Records that describe figures:
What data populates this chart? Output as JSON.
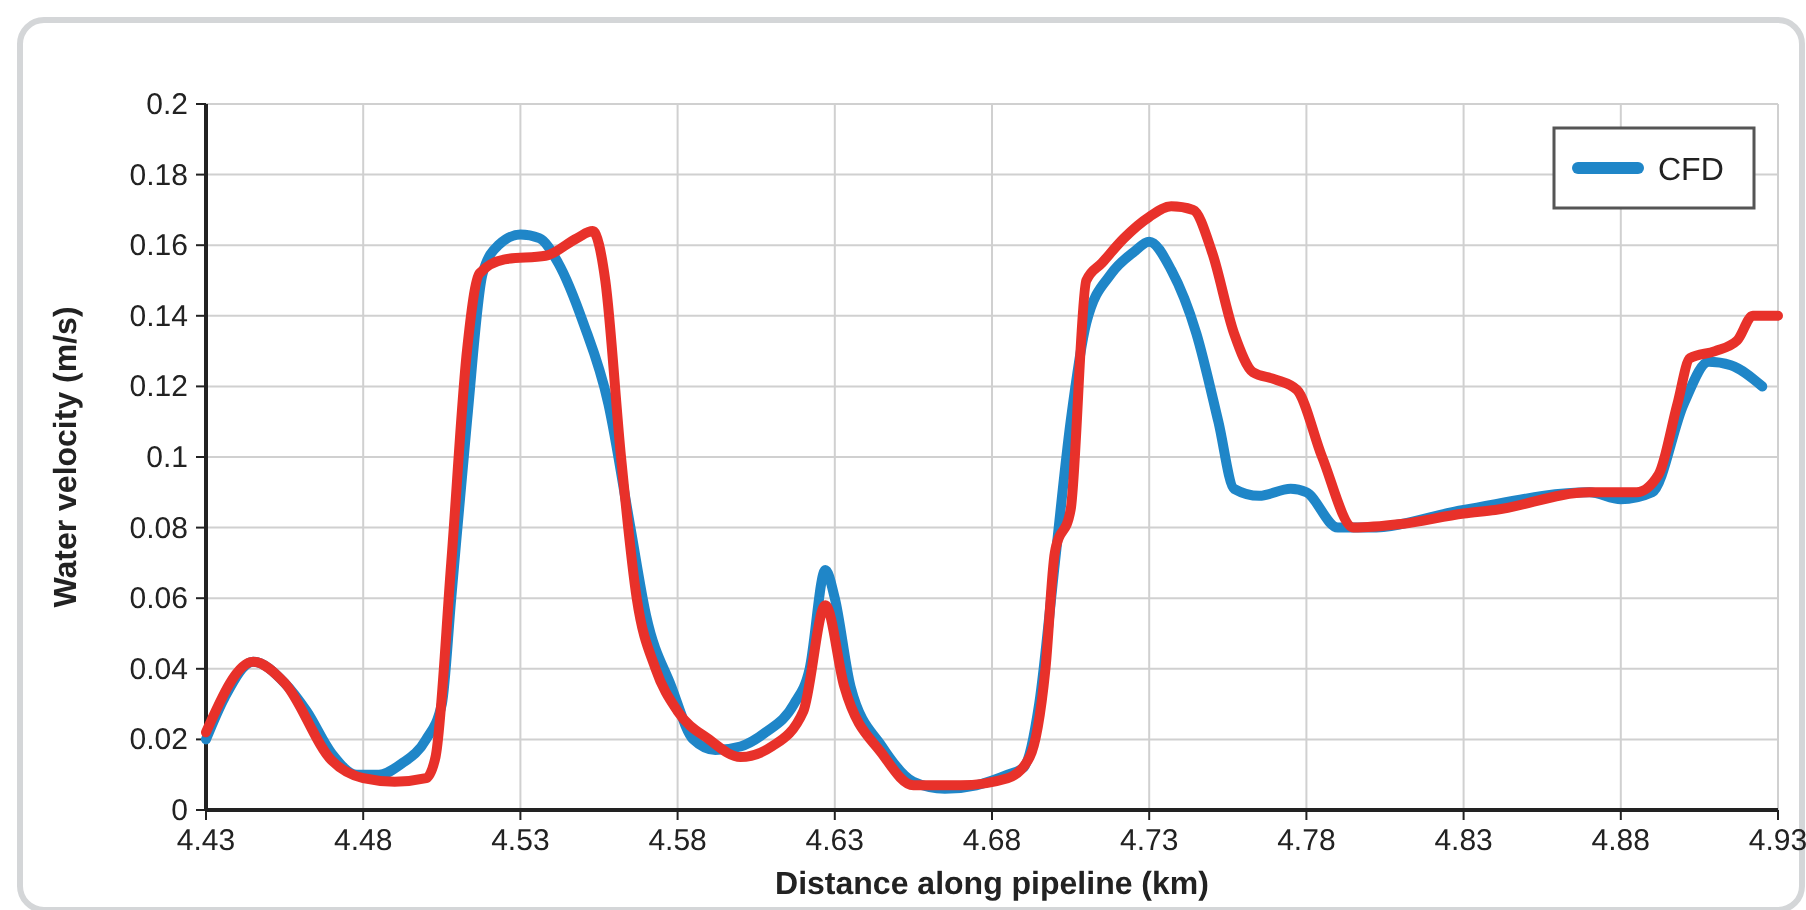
{
  "chart_data": {
    "type": "line",
    "xlabel": "Distance along pipeline (km)",
    "ylabel": "Water velocity (m/s)",
    "xlim": [
      4.43,
      4.93
    ],
    "xticks": [
      4.43,
      4.48,
      4.53,
      4.58,
      4.63,
      4.68,
      4.73,
      4.78,
      4.83,
      4.88,
      4.93
    ],
    "ylim": [
      0,
      0.2
    ],
    "yticks": [
      0,
      0.02,
      0.04,
      0.06,
      0.08,
      0.1,
      0.12,
      0.14,
      0.16,
      0.18,
      0.2
    ],
    "grid": true,
    "legend": "top right",
    "line_style": "solid",
    "series": [
      {
        "name": "CFD",
        "color": "#1f86c8",
        "x": [
          4.43,
          4.436,
          4.445,
          4.455,
          4.462,
          4.47,
          4.478,
          4.485,
          4.492,
          4.5,
          4.505,
          4.508,
          4.513,
          4.518,
          4.523,
          4.53,
          4.536,
          4.542,
          4.55,
          4.558,
          4.565,
          4.57,
          4.578,
          4.585,
          4.592,
          4.6,
          4.608,
          4.617,
          4.622,
          4.627,
          4.63,
          4.635,
          4.645,
          4.655,
          4.665,
          4.675,
          4.685,
          4.69,
          4.695,
          4.7,
          4.705,
          4.71,
          4.718,
          4.725,
          4.73,
          4.737,
          4.745,
          4.752,
          4.757,
          4.765,
          4.775,
          4.78,
          4.79,
          4.8,
          4.83,
          4.87,
          4.88,
          4.89,
          4.9,
          4.908,
          4.915,
          4.925
        ],
        "values": [
          0.02,
          0.032,
          0.042,
          0.036,
          0.028,
          0.016,
          0.01,
          0.01,
          0.013,
          0.02,
          0.03,
          0.06,
          0.11,
          0.152,
          0.16,
          0.163,
          0.162,
          0.155,
          0.138,
          0.115,
          0.08,
          0.055,
          0.035,
          0.02,
          0.017,
          0.018,
          0.022,
          0.03,
          0.04,
          0.068,
          0.06,
          0.035,
          0.018,
          0.008,
          0.006,
          0.007,
          0.01,
          0.012,
          0.03,
          0.07,
          0.11,
          0.138,
          0.152,
          0.158,
          0.161,
          0.153,
          0.135,
          0.11,
          0.091,
          0.089,
          0.091,
          0.09,
          0.08,
          0.08,
          0.085,
          0.09,
          0.088,
          0.09,
          0.115,
          0.127,
          0.126,
          0.12
        ]
      },
      {
        "color": "#e8312a",
        "x": [
          4.43,
          4.445,
          4.455,
          4.47,
          4.48,
          4.49,
          4.5,
          4.503,
          4.508,
          4.513,
          4.517,
          4.525,
          4.538,
          4.548,
          4.553,
          4.557,
          4.562,
          4.567,
          4.573,
          4.58,
          4.59,
          4.6,
          4.61,
          4.62,
          4.627,
          4.633,
          4.645,
          4.655,
          4.67,
          4.685,
          4.692,
          4.697,
          4.7,
          4.705,
          4.71,
          4.715,
          4.722,
          4.73,
          4.737,
          4.744,
          4.75,
          4.757,
          4.763,
          4.77,
          4.777,
          4.785,
          4.795,
          4.81,
          4.83,
          4.84,
          4.87,
          4.885,
          4.892,
          4.898,
          4.902,
          4.91,
          4.917,
          4.922,
          4.93
        ],
        "values": [
          0.022,
          0.042,
          0.036,
          0.014,
          0.009,
          0.008,
          0.009,
          0.015,
          0.07,
          0.13,
          0.152,
          0.156,
          0.157,
          0.162,
          0.164,
          0.15,
          0.1,
          0.06,
          0.04,
          0.028,
          0.02,
          0.015,
          0.018,
          0.028,
          0.058,
          0.035,
          0.016,
          0.007,
          0.007,
          0.009,
          0.015,
          0.04,
          0.073,
          0.085,
          0.15,
          0.155,
          0.162,
          0.168,
          0.171,
          0.17,
          0.158,
          0.135,
          0.124,
          0.122,
          0.119,
          0.1,
          0.08,
          0.081,
          0.084,
          0.085,
          0.09,
          0.09,
          0.095,
          0.115,
          0.128,
          0.13,
          0.133,
          0.14,
          0.14
        ]
      }
    ]
  }
}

WORK INSTRUCTIONS → Reproduce every entry word for word, but omit the pictures.

FINISHED EXERCISE →
What data populates this chart? Output as JSON.
{
  "chart_data": {
    "type": "line",
    "xlabel": "Distance along pipeline (km)",
    "ylabel": "Water velocity (m/s)",
    "xlim": [
      4.43,
      4.93
    ],
    "xticks": [
      4.43,
      4.48,
      4.53,
      4.58,
      4.63,
      4.68,
      4.73,
      4.78,
      4.83,
      4.88,
      4.93
    ],
    "ylim": [
      0,
      0.2
    ],
    "yticks": [
      0,
      0.02,
      0.04,
      0.06,
      0.08,
      0.1,
      0.12,
      0.14,
      0.16,
      0.18,
      0.2
    ],
    "grid": true,
    "legend": "top right",
    "line_style": "solid",
    "series": [
      {
        "name": "CFD",
        "color": "#1f86c8",
        "x": [
          4.43,
          4.436,
          4.445,
          4.455,
          4.462,
          4.47,
          4.478,
          4.485,
          4.492,
          4.5,
          4.505,
          4.508,
          4.513,
          4.518,
          4.523,
          4.53,
          4.536,
          4.542,
          4.55,
          4.558,
          4.565,
          4.57,
          4.578,
          4.585,
          4.592,
          4.6,
          4.608,
          4.617,
          4.622,
          4.627,
          4.63,
          4.635,
          4.645,
          4.655,
          4.665,
          4.675,
          4.685,
          4.69,
          4.695,
          4.7,
          4.705,
          4.71,
          4.718,
          4.725,
          4.73,
          4.737,
          4.745,
          4.752,
          4.757,
          4.765,
          4.775,
          4.78,
          4.79,
          4.8,
          4.83,
          4.87,
          4.88,
          4.89,
          4.9,
          4.908,
          4.915,
          4.925
        ],
        "values": [
          0.02,
          0.032,
          0.042,
          0.036,
          0.028,
          0.016,
          0.01,
          0.01,
          0.013,
          0.02,
          0.03,
          0.06,
          0.11,
          0.152,
          0.16,
          0.163,
          0.162,
          0.155,
          0.138,
          0.115,
          0.08,
          0.055,
          0.035,
          0.02,
          0.017,
          0.018,
          0.022,
          0.03,
          0.04,
          0.068,
          0.06,
          0.035,
          0.018,
          0.008,
          0.006,
          0.007,
          0.01,
          0.012,
          0.03,
          0.07,
          0.11,
          0.138,
          0.152,
          0.158,
          0.161,
          0.153,
          0.135,
          0.11,
          0.091,
          0.089,
          0.091,
          0.09,
          0.08,
          0.08,
          0.085,
          0.09,
          0.088,
          0.09,
          0.115,
          0.127,
          0.126,
          0.12
        ]
      },
      {
        "color": "#e8312a",
        "x": [
          4.43,
          4.445,
          4.455,
          4.47,
          4.48,
          4.49,
          4.5,
          4.503,
          4.508,
          4.513,
          4.517,
          4.525,
          4.538,
          4.548,
          4.553,
          4.557,
          4.562,
          4.567,
          4.573,
          4.58,
          4.59,
          4.6,
          4.61,
          4.62,
          4.627,
          4.633,
          4.645,
          4.655,
          4.67,
          4.685,
          4.692,
          4.697,
          4.7,
          4.705,
          4.71,
          4.715,
          4.722,
          4.73,
          4.737,
          4.744,
          4.75,
          4.757,
          4.763,
          4.77,
          4.777,
          4.785,
          4.795,
          4.81,
          4.83,
          4.84,
          4.87,
          4.885,
          4.892,
          4.898,
          4.902,
          4.91,
          4.917,
          4.922,
          4.93
        ],
        "values": [
          0.022,
          0.042,
          0.036,
          0.014,
          0.009,
          0.008,
          0.009,
          0.015,
          0.07,
          0.13,
          0.152,
          0.156,
          0.157,
          0.162,
          0.164,
          0.15,
          0.1,
          0.06,
          0.04,
          0.028,
          0.02,
          0.015,
          0.018,
          0.028,
          0.058,
          0.035,
          0.016,
          0.007,
          0.007,
          0.009,
          0.015,
          0.04,
          0.073,
          0.085,
          0.15,
          0.155,
          0.162,
          0.168,
          0.171,
          0.17,
          0.158,
          0.135,
          0.124,
          0.122,
          0.119,
          0.1,
          0.08,
          0.081,
          0.084,
          0.085,
          0.09,
          0.09,
          0.095,
          0.115,
          0.128,
          0.13,
          0.133,
          0.14,
          0.14
        ]
      }
    ]
  }
}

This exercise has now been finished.